**ASSIGNED TASK 1**.
Reproduce the part of the Astros player rundown between "C - Mitch Melusky." and "definition of vanilla.", inclusive.
**ASSIGNED TASK 2**.
Pick up the Astros player rundown after its last entry and keep writing in the same style.

**DOCUMENT EXTRACT**.
================
C - Mitch Melusky. Once a promising prospect with a hot bat, his 10 cent head got him in trouble from day one. Well-documented clubhouse cancer whose bad behavior precipitated a trade to Detroit for the team's previous starting catcher, the man he replaced: Brad Ausmus.

1B - Russ Johnson. This one is tough, because no one besides Bagwell and Berkman have been the consistent starter at first for the past decade. Naturally, this thankless position falls to a marginal major leaguer, who had a perfectly serviceable career as a pinch hitter, but was pretty much the textbook definition of vanilla.

2B - Jason Smith. His 2009 spring training showed a lot of promise, with a hot bat and a glove to match. He was a perfect fit for a utility infield role, particularly with injury-prone Kaz Matsui ahead of him on the depth chart. He didn't get a single hit in 21 games in the bigs, and was released.

SS - Julio Lugo. Before he signed to the Dodgers for crazy money, he was just a lanky Astros prospect with an unfortunate tendency to (allegedly) bang his wife's head into car doors outside Minute Maid Park. He was summarily released almost immediately.

3B - Chris Truby. Before Geoff Blum asserted himself as a super-sub, he and Truby fought for the starting job at the hot corner in 2001. Truby wasn't horrid as a starter, but it wasn't enough to keep the team from replacing him with Blum the next year.

LF - Daryle Ward. The most anticipated pudgy Astros slugger since Eric Anthony arrived with a bang, hitting 20 homers in his first full season. But as good as he was with a bat, he was more horrible with a glove. He's been a fourth outfielder and power pinch hitter for six different teams since 2003.
================
**STUDY MATERIAL**.

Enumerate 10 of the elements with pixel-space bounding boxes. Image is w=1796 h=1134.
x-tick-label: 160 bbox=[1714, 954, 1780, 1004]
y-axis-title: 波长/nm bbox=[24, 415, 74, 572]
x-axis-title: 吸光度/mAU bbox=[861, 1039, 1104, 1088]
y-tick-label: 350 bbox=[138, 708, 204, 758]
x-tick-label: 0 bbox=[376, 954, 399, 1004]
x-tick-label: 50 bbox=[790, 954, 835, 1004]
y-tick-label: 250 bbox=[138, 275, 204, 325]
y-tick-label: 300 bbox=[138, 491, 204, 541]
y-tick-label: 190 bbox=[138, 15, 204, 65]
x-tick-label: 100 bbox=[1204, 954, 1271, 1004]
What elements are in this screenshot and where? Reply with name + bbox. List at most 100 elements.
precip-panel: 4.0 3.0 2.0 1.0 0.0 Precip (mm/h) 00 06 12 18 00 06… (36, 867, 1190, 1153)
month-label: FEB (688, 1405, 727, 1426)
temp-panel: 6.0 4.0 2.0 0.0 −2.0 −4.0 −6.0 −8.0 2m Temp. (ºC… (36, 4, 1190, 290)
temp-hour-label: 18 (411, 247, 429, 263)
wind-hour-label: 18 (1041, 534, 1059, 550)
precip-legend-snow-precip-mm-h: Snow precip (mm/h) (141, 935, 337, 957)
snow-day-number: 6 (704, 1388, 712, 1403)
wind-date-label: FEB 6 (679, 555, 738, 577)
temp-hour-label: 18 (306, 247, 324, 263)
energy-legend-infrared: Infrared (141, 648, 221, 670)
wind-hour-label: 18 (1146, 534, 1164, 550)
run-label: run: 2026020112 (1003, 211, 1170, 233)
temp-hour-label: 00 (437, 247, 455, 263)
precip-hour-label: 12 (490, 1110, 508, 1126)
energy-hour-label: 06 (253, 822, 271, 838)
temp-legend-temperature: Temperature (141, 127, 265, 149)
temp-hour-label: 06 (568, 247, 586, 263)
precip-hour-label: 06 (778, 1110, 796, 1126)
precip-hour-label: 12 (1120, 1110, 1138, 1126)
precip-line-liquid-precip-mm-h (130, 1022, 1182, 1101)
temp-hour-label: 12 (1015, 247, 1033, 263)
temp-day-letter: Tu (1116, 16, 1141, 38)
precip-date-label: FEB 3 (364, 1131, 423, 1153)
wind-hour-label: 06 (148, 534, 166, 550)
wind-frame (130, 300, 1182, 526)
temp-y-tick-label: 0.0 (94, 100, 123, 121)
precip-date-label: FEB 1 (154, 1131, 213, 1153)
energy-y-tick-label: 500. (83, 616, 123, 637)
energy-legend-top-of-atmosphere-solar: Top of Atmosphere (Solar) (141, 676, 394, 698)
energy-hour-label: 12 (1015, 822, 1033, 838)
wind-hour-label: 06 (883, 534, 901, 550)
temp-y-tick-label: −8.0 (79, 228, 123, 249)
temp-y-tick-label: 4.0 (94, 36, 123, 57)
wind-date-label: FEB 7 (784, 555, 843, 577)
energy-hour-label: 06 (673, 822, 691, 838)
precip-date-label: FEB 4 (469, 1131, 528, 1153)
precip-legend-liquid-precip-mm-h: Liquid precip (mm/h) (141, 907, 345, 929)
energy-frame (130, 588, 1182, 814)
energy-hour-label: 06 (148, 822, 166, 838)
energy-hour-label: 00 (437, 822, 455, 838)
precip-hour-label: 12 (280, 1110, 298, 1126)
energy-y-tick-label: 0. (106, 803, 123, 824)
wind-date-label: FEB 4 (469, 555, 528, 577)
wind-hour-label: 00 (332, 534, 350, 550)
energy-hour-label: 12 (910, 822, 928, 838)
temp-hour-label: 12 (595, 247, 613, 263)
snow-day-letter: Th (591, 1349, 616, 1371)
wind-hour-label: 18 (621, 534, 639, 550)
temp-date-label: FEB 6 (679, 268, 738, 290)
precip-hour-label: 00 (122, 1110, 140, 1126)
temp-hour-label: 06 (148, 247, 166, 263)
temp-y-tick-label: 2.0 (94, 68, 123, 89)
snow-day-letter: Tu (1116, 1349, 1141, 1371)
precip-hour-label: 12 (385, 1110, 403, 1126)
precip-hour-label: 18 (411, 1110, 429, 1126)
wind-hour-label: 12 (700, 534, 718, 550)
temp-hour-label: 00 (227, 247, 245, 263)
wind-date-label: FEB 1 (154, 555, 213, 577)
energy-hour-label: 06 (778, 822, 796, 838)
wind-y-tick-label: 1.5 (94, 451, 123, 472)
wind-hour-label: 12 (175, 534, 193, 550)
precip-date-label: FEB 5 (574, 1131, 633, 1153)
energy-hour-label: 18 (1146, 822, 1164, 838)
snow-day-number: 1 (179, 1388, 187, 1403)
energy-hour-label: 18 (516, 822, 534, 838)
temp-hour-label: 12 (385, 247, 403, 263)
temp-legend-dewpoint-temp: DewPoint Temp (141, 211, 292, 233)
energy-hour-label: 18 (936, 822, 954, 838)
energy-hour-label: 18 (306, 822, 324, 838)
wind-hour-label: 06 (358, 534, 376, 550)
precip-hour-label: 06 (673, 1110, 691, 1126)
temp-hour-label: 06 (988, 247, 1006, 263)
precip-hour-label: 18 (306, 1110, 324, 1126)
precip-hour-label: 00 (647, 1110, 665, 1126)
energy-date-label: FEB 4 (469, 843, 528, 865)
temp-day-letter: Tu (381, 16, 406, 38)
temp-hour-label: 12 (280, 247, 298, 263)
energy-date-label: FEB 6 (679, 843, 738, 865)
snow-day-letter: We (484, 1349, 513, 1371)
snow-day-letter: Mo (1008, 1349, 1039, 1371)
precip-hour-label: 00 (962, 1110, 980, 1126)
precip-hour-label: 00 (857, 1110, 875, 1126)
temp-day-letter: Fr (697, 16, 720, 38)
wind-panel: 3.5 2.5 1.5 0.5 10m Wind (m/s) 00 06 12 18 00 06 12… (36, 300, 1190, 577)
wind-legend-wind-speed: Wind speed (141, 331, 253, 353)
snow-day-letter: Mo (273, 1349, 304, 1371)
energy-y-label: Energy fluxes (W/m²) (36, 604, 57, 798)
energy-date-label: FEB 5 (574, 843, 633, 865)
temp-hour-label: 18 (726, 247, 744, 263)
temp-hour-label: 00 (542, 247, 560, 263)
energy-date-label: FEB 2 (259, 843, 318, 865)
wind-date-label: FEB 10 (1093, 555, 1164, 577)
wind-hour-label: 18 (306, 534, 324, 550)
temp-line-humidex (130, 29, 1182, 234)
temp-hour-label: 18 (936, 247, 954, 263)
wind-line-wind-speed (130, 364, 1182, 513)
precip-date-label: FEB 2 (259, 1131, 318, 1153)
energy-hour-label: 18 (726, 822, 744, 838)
================
**EXERCISE ANSWER 1**.
C - Mitch Melusky. Once a promising prospect with a hot bat, his 10 cent head got him in trouble from day one. Well-documented clubhouse cancer whose bad behavior precipitated a trade to Detroit for the team's previous starting catcher, the man he replaced: Brad Ausmus.

1B - Russ Johnson. This one is tough, because no one besides Bagwell and Berkman have been the consistent starter at first for the past decade. Naturally, this thankless position falls to a marginal major leaguer, who had a perfectly serviceable career as a pinch hitter, but was pretty much the textbook definition of vanilla.

**EXERCISE ANSWER 2**.
CF - Glen Barker. It's hard to dog on a guy whose main roles were pinch running and late-inning defensive replacement, but once Glen lost a step, he wasn't as good at either. He's now a coach in the Astros system.

RF - Jason Lane. Look up "highly touted prospect"; in the dictionary, and you'll see Lane. The risk of prospects is that they are only hypothetically good. Lane wasn't horrible; he had a great glove in RF, and could hit for power, but he wasn't the second coming of Berkman as some hoped he would be. Too inconsistent to be a starter, and bad off the bench as a pinch hitter. Bad combo.

SP - Tim Redding. He now plays for the Nationals, and he's one of their best pitchers. That should be enough, but he's basically Melusky on the mound, all bluster and no talent. He';d lose his head over bad calls and before you knew it, it was a 7 run inning.

RP - Dan Miceli. 2 loses in the 2004 NLCS to the freakin’ Cardinals will put you here. The Beltran Year, before that mole-faced traitor took the money and ran to Manhattan, was magic in a way that even the 2005 World Series wasn't. But Miceli couldn't keep the ball down, and so it goes.

Manager - Cecil Cooper. Does this even need to be explained? Really? Okay: bad inter-personal management, bad game management, bad roster management. Wouldn't trust him to manage a Chick-Fil-A on Sunday. Case closed.

The fact that most of the names on this list are also-rans and bench players does tell us that it was a remarkably successful decade for the club, unsurpassed in its history. It may be a while before the shine returns to the club, but in the midst of the current hand wringing about the State of the Franchise, let's not forget how good we've had it.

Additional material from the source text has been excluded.